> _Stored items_
--- START ---

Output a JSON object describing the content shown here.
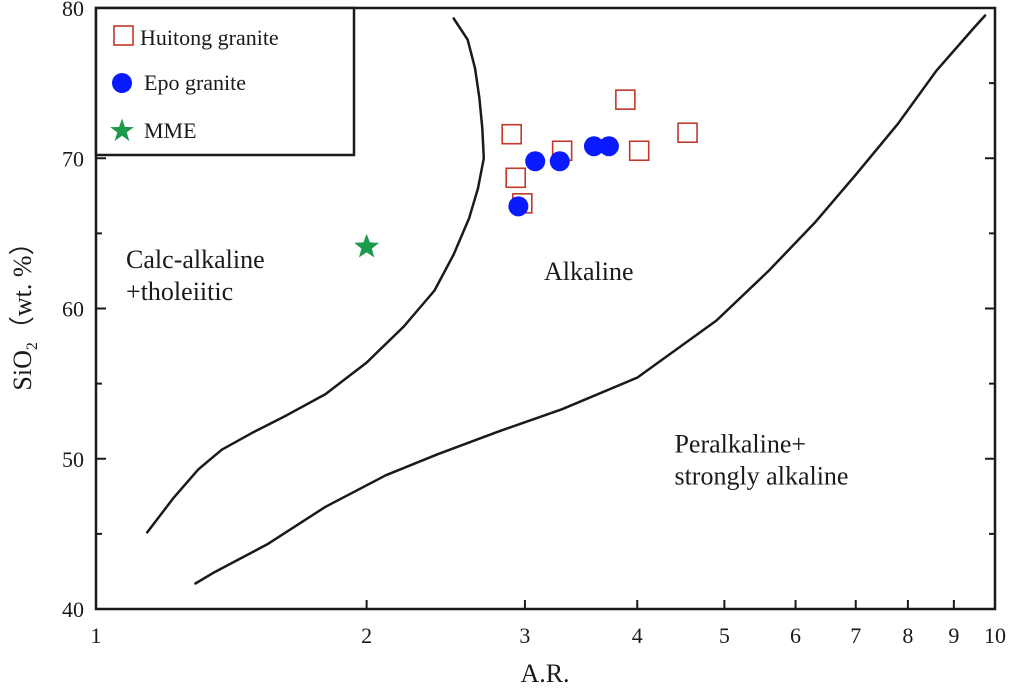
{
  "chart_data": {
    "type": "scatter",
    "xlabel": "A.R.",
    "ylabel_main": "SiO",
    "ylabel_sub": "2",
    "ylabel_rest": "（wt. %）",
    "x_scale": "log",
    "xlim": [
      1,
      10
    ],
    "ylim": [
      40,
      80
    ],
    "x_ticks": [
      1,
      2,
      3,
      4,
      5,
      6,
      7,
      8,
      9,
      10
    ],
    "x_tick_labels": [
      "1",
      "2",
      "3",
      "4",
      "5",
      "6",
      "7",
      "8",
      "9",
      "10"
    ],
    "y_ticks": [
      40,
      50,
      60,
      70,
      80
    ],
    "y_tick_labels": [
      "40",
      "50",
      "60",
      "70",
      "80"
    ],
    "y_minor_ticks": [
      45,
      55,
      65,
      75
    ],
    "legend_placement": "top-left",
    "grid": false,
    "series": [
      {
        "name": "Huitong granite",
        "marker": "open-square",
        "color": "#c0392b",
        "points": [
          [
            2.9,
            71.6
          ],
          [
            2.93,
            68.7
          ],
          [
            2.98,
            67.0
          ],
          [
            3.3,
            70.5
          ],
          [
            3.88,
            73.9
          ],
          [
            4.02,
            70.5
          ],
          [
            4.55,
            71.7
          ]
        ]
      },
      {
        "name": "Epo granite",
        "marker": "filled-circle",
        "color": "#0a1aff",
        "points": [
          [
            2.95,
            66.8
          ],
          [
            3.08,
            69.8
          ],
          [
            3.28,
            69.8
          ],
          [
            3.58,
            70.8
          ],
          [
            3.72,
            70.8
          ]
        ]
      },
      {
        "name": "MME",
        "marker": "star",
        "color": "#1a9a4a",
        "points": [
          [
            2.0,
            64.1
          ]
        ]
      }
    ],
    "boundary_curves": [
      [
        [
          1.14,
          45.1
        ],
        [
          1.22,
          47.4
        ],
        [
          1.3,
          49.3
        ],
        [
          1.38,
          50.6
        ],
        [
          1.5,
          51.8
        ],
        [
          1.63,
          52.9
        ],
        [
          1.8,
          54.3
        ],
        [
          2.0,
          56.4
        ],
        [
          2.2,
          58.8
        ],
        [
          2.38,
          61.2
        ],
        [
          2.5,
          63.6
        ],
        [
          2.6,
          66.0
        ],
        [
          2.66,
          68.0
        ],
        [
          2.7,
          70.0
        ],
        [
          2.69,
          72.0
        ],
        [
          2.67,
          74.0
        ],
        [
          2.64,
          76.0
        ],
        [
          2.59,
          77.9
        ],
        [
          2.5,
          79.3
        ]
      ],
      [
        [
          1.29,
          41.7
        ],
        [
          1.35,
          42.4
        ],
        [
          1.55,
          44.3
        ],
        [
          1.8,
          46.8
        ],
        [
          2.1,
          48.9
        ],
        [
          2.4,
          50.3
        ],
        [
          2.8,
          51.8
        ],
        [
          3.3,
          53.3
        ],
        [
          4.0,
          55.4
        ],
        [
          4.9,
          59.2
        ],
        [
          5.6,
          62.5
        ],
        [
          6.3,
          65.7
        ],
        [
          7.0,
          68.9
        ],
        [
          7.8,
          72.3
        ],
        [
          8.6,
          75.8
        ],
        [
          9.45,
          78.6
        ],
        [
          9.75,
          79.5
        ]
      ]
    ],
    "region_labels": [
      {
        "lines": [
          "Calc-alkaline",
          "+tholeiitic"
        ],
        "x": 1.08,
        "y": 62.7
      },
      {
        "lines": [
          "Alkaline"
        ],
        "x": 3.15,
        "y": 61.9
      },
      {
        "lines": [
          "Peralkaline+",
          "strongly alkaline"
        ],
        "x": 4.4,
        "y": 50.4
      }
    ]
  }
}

--- END ---
--- START ---

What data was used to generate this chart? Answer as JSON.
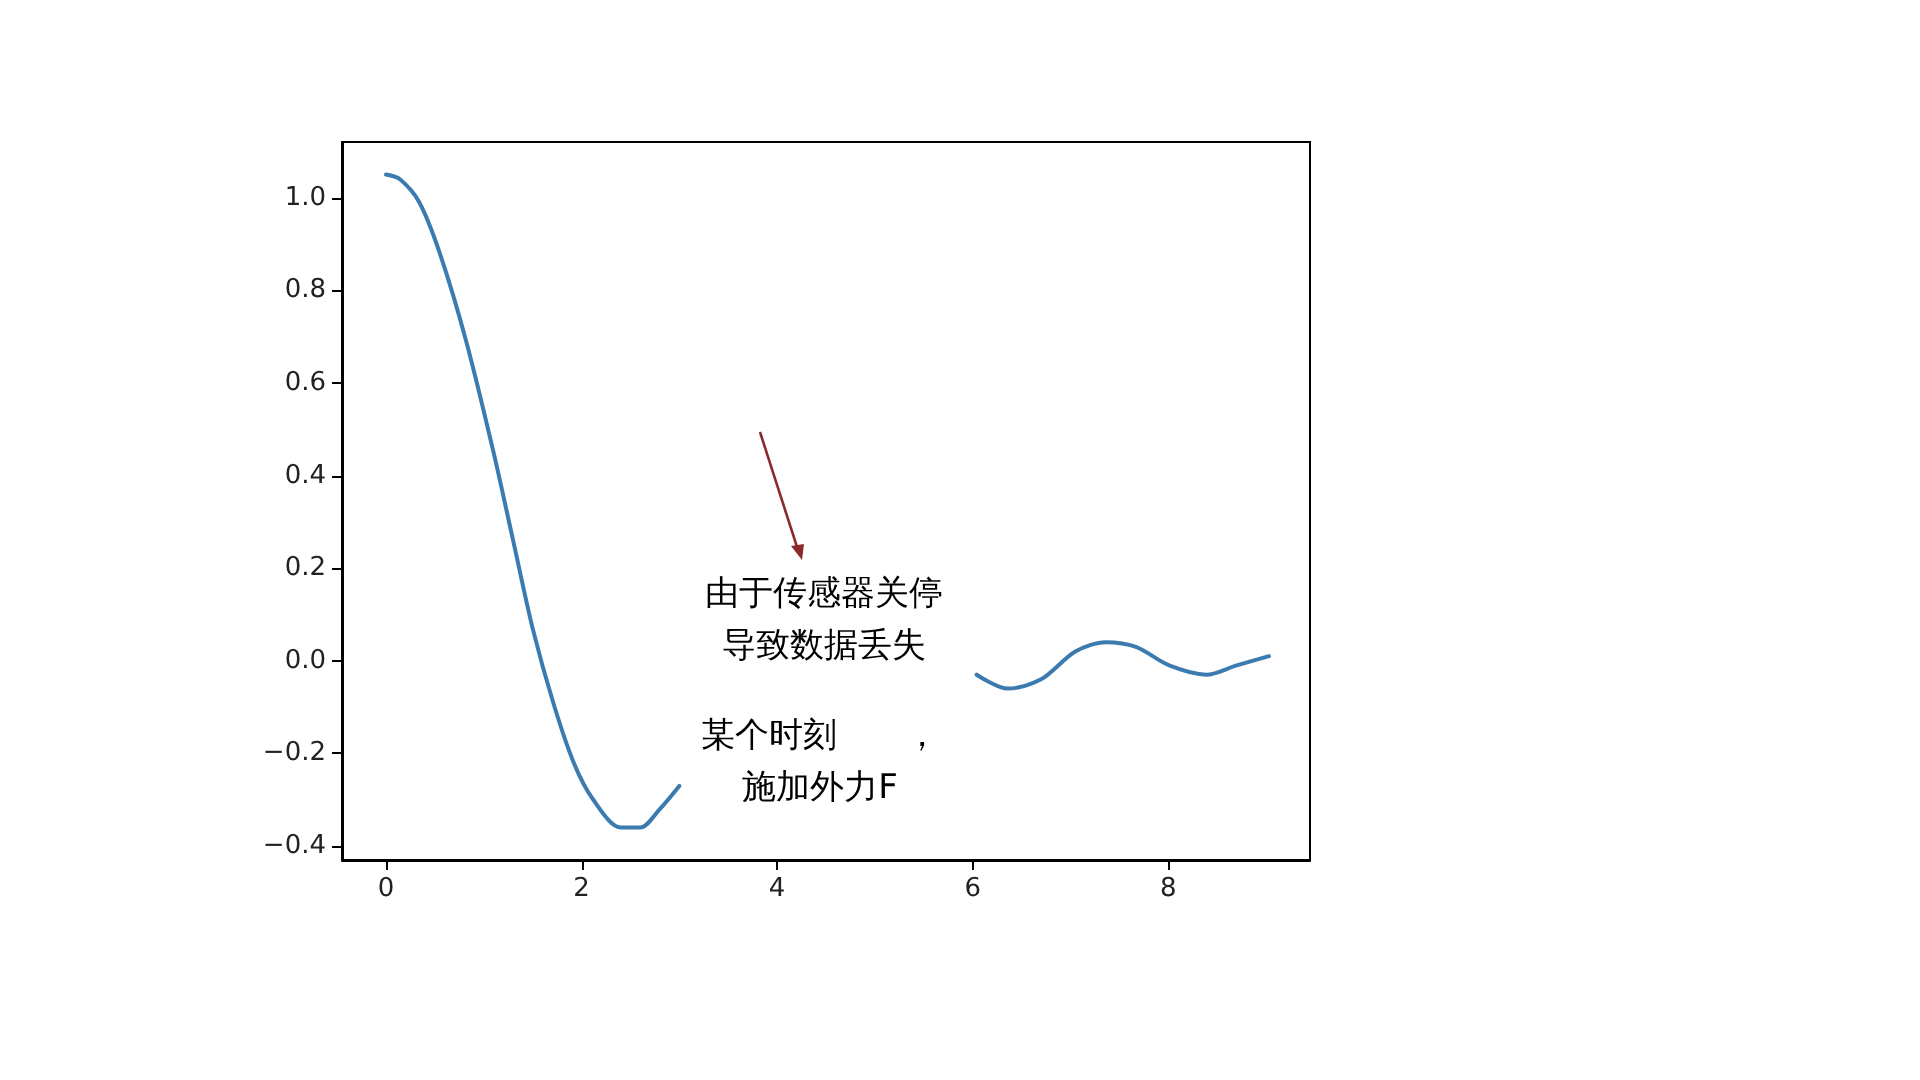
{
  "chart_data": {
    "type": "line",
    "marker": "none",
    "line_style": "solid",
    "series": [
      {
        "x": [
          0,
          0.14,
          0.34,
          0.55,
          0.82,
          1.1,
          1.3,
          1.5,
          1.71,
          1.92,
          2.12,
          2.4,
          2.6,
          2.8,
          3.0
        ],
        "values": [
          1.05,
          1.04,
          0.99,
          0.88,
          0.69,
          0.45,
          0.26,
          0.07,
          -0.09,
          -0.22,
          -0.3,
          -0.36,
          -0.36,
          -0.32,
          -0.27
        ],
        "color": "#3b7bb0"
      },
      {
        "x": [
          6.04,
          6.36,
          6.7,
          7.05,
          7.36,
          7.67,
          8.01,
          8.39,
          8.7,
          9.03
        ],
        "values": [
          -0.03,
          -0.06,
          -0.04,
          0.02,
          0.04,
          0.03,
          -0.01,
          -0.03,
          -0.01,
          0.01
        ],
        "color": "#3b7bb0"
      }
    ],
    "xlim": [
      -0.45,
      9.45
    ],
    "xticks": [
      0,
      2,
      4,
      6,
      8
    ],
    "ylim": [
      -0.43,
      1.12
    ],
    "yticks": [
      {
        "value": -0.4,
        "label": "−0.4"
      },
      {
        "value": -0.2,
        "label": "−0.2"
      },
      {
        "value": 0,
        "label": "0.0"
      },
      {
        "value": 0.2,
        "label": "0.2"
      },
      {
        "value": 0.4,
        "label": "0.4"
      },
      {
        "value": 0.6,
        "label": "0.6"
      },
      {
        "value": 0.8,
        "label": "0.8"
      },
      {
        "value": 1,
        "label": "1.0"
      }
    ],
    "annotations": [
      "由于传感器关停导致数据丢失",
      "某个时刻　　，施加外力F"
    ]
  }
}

--- END ---

> _Task requirements_
Identify each line of the material where the word "JSON" shows up, and copy it.

> _Response for this exercise_
Output a JSON object describing the content shown here.
What data was used to generate this chart? Answer as JSON.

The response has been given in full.